* **Exercise**: Tally the lines in the data that follows that include the word "with", and report nothing but the total.

* **Recorded information**:
----------------------------------------

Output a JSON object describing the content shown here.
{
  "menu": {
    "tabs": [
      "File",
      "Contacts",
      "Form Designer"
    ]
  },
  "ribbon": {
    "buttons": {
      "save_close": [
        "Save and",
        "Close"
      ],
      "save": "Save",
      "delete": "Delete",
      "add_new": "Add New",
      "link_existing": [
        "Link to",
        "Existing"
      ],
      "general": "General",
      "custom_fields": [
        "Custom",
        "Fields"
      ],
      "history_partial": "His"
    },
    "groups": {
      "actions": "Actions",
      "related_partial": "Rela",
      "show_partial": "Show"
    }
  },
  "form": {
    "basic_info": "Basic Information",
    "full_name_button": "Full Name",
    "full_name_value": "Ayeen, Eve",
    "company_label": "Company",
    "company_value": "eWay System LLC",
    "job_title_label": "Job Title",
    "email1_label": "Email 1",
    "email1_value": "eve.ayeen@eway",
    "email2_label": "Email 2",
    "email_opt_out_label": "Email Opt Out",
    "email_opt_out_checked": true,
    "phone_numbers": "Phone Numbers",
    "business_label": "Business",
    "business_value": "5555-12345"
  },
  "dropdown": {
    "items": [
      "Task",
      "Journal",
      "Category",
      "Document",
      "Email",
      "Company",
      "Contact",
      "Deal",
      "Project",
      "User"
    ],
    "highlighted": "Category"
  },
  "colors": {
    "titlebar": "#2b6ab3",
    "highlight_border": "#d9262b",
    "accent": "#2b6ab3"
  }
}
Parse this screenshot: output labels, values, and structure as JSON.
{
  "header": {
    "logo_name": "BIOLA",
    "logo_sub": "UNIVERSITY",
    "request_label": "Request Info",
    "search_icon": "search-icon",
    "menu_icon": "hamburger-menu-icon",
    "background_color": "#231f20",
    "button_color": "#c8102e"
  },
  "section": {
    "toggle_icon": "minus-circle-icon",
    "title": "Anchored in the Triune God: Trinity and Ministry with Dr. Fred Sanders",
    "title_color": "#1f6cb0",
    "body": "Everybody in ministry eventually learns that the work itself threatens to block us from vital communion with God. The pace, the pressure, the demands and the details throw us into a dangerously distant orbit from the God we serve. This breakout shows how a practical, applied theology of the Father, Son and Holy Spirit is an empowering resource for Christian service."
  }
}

----------------------------------------

* **Finished task**: 2